Written instruction :: Everything in the listing except the pictures should be written out exactly.

Supplied material ::
▼

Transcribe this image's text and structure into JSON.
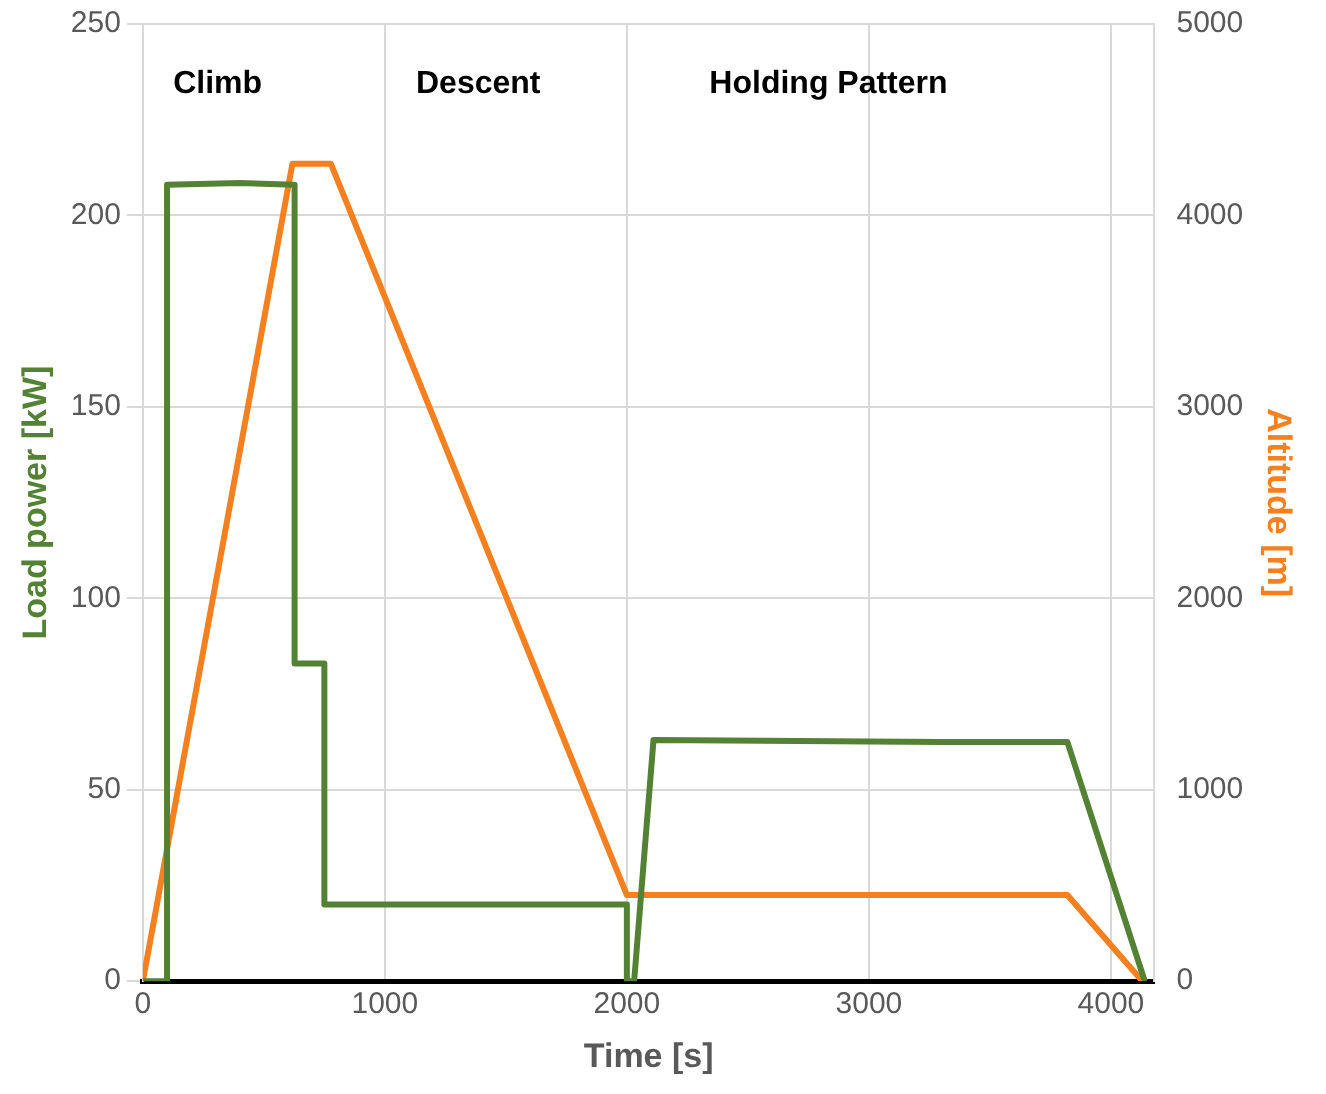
{
  "chart_data": {
    "type": "line",
    "xlabel": "Time [s]",
    "ylabel": "Load power [kW]",
    "y2label": "Altitude [m]",
    "xlim": [
      0,
      4180
    ],
    "xticks": [
      0,
      1000,
      2000,
      3000,
      4000
    ],
    "ylim": [
      0,
      250
    ],
    "yticks": [
      0,
      50,
      100,
      150,
      200,
      250
    ],
    "y2lim": [
      0,
      5000
    ],
    "y2ticks": [
      0,
      1000,
      2000,
      3000,
      4000,
      5000
    ],
    "grid": true,
    "legend": false,
    "marker": "none",
    "line_style": "solid",
    "series": [
      {
        "color": "#548235",
        "x": [
          0,
          100,
          100,
          400,
          627,
          627,
          750,
          750,
          2000,
          2000,
          2030,
          2110,
          3300,
          3820,
          4140
        ],
        "values": [
          0,
          0,
          208,
          208.5,
          208,
          83,
          83,
          20,
          20,
          0,
          0,
          63,
          62.5,
          62.5,
          0
        ]
      },
      {
        "axis": "y2",
        "color": "#f4801f",
        "x": [
          0,
          618,
          777,
          2000,
          3820,
          4130
        ],
        "values": [
          0,
          4270,
          4270,
          450,
          450,
          0
        ]
      }
    ],
    "annotations": [
      "Climb",
      "Descent",
      "Holding Pattern"
    ]
  }
}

▲

Task response ::
Transcribe this image's text and structure into JSON.
{
  "chart_data": {
    "type": "line",
    "xlabel": "Time [s]",
    "ylabel": "Load power [kW]",
    "y2label": "Altitude [m]",
    "xlim": [
      0,
      4180
    ],
    "xticks": [
      0,
      1000,
      2000,
      3000,
      4000
    ],
    "ylim": [
      0,
      250
    ],
    "yticks": [
      0,
      50,
      100,
      150,
      200,
      250
    ],
    "y2lim": [
      0,
      5000
    ],
    "y2ticks": [
      0,
      1000,
      2000,
      3000,
      4000,
      5000
    ],
    "grid": true,
    "legend": false,
    "marker": "none",
    "line_style": "solid",
    "series": [
      {
        "color": "#548235",
        "x": [
          0,
          100,
          100,
          400,
          627,
          627,
          750,
          750,
          2000,
          2000,
          2030,
          2110,
          3300,
          3820,
          4140
        ],
        "values": [
          0,
          0,
          208,
          208.5,
          208,
          83,
          83,
          20,
          20,
          0,
          0,
          63,
          62.5,
          62.5,
          0
        ]
      },
      {
        "axis": "y2",
        "color": "#f4801f",
        "x": [
          0,
          618,
          777,
          2000,
          3820,
          4130
        ],
        "values": [
          0,
          4270,
          4270,
          450,
          450,
          0
        ]
      }
    ],
    "annotations": [
      "Climb",
      "Descent",
      "Holding Pattern"
    ]
  }
}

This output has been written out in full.